Read through the records below and copy each line that uses the word "structured".

**Information provided**
⟨

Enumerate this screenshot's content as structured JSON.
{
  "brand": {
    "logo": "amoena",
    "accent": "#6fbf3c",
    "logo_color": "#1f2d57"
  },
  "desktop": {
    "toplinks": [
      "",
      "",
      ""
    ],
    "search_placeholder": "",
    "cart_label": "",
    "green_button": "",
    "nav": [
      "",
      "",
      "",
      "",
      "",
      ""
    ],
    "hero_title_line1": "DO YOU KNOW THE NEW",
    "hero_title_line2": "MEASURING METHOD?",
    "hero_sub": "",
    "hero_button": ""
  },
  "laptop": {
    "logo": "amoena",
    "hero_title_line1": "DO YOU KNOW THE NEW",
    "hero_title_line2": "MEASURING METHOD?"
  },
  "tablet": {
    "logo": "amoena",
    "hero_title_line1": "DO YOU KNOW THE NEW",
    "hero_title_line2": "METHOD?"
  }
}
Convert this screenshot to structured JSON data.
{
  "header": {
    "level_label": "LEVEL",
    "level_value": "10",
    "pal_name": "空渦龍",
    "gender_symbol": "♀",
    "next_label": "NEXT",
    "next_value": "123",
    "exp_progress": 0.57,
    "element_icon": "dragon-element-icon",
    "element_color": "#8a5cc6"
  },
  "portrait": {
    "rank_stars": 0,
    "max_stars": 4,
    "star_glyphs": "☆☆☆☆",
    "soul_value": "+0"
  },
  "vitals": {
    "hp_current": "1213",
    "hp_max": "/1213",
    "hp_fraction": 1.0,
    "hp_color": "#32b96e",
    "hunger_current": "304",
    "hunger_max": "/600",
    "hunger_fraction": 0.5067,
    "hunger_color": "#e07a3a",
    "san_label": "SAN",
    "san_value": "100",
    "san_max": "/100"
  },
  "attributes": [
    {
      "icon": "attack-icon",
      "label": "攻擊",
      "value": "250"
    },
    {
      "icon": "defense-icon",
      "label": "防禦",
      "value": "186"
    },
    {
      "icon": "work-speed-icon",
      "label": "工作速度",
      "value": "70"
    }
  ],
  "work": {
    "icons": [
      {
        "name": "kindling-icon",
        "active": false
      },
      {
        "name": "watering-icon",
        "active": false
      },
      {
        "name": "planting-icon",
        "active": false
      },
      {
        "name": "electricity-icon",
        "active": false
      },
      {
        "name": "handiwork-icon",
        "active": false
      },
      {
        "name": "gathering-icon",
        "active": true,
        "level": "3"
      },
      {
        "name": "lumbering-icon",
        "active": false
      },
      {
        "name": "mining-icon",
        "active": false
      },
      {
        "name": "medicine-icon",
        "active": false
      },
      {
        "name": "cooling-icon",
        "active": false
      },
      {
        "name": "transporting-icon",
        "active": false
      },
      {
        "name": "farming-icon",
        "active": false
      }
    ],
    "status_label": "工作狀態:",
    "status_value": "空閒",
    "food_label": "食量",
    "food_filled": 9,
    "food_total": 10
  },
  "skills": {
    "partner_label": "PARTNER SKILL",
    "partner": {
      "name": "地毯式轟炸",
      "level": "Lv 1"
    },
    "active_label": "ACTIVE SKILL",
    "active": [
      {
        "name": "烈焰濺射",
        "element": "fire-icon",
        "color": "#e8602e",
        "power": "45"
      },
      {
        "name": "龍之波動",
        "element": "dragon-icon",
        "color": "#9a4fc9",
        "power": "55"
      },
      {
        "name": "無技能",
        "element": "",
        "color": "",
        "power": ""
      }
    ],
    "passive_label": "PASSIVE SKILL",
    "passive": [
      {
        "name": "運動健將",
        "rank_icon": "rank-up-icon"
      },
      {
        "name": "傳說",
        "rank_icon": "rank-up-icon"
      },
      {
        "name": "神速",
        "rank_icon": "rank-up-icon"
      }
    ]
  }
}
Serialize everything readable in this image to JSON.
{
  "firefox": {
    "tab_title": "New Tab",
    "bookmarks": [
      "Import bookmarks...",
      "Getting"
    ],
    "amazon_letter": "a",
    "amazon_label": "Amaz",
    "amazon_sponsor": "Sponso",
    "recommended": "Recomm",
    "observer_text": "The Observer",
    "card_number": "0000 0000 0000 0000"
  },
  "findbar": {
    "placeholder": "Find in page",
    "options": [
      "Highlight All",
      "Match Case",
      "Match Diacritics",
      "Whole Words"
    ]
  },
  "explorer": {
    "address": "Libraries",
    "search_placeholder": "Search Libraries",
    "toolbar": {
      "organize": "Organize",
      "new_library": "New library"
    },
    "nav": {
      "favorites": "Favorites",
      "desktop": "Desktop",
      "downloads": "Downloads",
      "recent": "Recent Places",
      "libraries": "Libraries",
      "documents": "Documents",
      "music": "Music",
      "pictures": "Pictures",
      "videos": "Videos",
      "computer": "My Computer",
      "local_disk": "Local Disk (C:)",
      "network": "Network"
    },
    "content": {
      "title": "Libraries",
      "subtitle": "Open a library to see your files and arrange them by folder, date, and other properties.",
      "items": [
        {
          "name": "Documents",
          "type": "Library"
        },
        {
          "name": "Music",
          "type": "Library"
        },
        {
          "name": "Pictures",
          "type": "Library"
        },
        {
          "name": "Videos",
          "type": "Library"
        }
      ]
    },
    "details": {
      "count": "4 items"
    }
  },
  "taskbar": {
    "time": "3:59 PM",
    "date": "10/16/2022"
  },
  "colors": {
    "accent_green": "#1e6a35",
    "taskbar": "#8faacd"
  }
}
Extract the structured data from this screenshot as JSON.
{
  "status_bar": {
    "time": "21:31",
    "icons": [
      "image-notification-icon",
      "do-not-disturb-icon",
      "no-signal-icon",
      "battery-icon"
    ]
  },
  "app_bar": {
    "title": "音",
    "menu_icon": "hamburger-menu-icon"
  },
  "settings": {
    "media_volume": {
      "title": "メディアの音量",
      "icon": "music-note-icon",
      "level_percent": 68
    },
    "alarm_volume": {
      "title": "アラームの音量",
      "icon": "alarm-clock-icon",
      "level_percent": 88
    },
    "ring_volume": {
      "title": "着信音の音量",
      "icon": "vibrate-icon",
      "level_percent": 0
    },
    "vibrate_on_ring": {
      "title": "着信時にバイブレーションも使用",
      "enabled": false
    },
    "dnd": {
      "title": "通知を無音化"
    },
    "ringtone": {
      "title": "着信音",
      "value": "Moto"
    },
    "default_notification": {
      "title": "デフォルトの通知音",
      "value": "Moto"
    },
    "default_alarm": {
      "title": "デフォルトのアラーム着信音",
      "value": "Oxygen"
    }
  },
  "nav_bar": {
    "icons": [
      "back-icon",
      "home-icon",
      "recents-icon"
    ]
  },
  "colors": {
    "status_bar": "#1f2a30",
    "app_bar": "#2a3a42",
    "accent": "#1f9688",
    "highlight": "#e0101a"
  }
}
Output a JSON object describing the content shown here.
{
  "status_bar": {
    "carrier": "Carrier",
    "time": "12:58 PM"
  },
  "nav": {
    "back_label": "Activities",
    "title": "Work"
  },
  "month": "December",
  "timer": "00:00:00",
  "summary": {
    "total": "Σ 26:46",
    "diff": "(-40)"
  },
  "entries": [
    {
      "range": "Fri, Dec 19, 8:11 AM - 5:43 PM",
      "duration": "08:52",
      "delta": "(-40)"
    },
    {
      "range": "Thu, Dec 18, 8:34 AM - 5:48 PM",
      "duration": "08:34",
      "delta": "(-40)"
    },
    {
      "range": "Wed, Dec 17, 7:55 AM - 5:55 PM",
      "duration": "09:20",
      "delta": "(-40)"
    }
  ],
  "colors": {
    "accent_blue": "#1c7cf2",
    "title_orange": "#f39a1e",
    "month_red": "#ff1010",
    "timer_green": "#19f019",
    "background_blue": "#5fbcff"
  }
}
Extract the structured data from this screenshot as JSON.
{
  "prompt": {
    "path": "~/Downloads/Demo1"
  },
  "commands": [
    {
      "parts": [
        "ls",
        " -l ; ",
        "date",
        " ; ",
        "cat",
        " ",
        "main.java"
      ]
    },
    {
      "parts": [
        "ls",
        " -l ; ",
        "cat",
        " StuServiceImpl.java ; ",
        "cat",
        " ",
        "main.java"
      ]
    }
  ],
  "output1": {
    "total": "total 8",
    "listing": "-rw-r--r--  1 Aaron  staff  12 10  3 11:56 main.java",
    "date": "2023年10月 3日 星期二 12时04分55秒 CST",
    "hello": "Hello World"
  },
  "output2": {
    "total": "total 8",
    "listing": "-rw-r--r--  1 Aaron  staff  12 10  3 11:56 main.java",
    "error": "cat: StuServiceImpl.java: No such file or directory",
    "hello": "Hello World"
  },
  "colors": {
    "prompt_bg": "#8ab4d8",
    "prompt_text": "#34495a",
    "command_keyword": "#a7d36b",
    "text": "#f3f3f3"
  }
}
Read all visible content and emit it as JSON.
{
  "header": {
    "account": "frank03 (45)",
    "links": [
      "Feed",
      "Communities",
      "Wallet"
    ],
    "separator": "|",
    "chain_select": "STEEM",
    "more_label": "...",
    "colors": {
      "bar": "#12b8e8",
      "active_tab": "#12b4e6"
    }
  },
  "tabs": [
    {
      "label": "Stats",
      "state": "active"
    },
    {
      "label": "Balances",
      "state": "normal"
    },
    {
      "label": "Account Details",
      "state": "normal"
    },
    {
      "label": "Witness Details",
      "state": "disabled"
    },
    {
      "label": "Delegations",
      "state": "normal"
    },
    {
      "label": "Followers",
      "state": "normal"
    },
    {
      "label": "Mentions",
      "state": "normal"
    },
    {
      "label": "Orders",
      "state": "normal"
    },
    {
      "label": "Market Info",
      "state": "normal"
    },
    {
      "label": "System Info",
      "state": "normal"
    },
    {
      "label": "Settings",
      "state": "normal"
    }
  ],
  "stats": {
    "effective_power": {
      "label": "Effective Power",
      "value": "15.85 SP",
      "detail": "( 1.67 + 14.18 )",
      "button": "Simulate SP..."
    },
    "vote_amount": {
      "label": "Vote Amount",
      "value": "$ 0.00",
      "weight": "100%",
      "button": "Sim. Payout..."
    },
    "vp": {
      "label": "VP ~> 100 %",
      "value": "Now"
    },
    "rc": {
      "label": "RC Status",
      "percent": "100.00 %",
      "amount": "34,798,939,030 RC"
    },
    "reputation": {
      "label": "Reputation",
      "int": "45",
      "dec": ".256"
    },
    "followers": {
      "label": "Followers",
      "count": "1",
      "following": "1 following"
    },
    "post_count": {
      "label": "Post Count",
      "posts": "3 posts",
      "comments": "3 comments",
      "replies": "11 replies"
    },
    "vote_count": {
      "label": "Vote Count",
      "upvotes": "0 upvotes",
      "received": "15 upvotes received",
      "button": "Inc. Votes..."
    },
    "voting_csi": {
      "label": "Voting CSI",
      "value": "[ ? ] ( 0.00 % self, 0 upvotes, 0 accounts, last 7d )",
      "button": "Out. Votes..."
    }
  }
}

⟩

**Exercise response**
Enumerate this screenshot's content as structured JSON.
Convert this screenshot to structured JSON data.
Extract the structured data from this screenshot as JSON.
Extract the structured data from this screenshot as JSON.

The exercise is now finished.